WHAT THE EXERCISE ASKS
In your copy, leave out the pictures; write out all the data exactly.

— BEGIN —

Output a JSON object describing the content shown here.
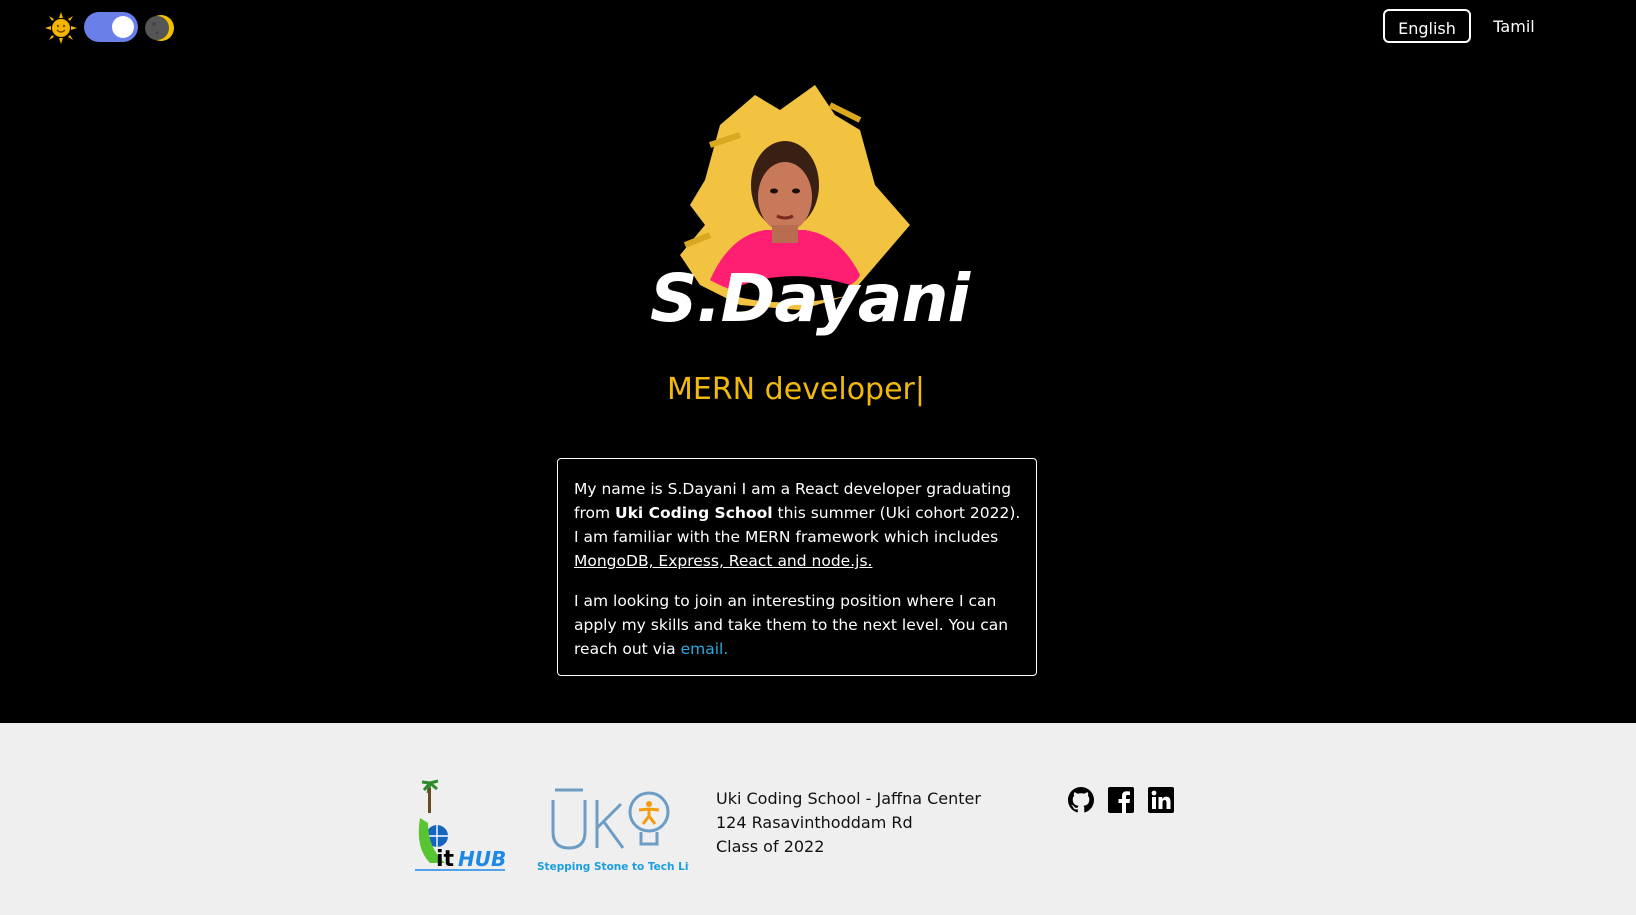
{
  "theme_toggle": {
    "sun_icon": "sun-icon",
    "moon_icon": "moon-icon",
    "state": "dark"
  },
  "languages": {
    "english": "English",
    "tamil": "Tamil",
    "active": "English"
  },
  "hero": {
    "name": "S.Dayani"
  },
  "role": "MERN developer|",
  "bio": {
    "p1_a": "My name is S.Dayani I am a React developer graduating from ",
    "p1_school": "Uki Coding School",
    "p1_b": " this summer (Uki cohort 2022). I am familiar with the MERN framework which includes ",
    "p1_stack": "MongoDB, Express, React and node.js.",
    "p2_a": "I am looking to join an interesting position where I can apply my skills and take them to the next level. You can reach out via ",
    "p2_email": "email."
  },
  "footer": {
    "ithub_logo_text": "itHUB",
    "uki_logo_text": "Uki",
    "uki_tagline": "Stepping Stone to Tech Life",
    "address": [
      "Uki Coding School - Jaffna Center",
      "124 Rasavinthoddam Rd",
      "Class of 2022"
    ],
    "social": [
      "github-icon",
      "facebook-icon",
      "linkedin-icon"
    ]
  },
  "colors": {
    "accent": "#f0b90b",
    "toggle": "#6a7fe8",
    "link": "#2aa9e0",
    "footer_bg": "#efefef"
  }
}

— END —

FINISHED TASK
Output a JSON object describing the content shown here.
{
  "theme_toggle": {
    "sun_icon": "sun-icon",
    "moon_icon": "moon-icon",
    "state": "dark"
  },
  "languages": {
    "english": "English",
    "tamil": "Tamil",
    "active": "English"
  },
  "hero": {
    "name": "S.Dayani"
  },
  "role": "MERN developer|",
  "bio": {
    "p1_a": "My name is S.Dayani I am a React developer graduating from ",
    "p1_school": "Uki Coding School",
    "p1_b": " this summer (Uki cohort 2022). I am familiar with the MERN framework which includes ",
    "p1_stack": "MongoDB, Express, React and node.js.",
    "p2_a": "I am looking to join an interesting position where I can apply my skills and take them to the next level. You can reach out via ",
    "p2_email": "email."
  },
  "footer": {
    "ithub_logo_text": "itHUB",
    "uki_logo_text": "Uki",
    "uki_tagline": "Stepping Stone to Tech Life",
    "address": [
      "Uki Coding School - Jaffna Center",
      "124 Rasavinthoddam Rd",
      "Class of 2022"
    ],
    "social": [
      "github-icon",
      "facebook-icon",
      "linkedin-icon"
    ]
  },
  "colors": {
    "accent": "#f0b90b",
    "toggle": "#6a7fe8",
    "link": "#2aa9e0",
    "footer_bg": "#efefef"
  }
}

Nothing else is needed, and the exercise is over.